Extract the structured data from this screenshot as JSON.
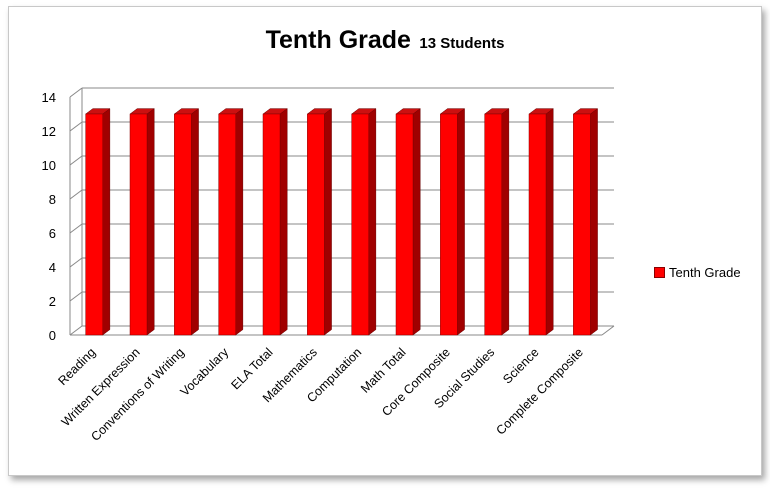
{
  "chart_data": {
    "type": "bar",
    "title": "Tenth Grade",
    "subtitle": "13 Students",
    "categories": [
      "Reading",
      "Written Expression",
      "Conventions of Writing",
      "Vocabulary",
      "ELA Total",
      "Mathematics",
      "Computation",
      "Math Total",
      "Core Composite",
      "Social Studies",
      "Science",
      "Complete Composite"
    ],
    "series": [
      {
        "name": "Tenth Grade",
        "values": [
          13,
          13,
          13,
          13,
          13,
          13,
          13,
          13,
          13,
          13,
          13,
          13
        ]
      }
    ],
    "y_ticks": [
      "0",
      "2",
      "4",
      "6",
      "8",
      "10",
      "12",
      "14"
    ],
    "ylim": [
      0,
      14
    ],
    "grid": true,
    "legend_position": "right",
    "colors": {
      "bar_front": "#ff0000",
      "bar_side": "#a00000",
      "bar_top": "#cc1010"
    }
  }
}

TASK PROMPT: Extract all lines that hold the word "Composite".

TASK RESULT:
      "Core Composite",
      "Complete Composite"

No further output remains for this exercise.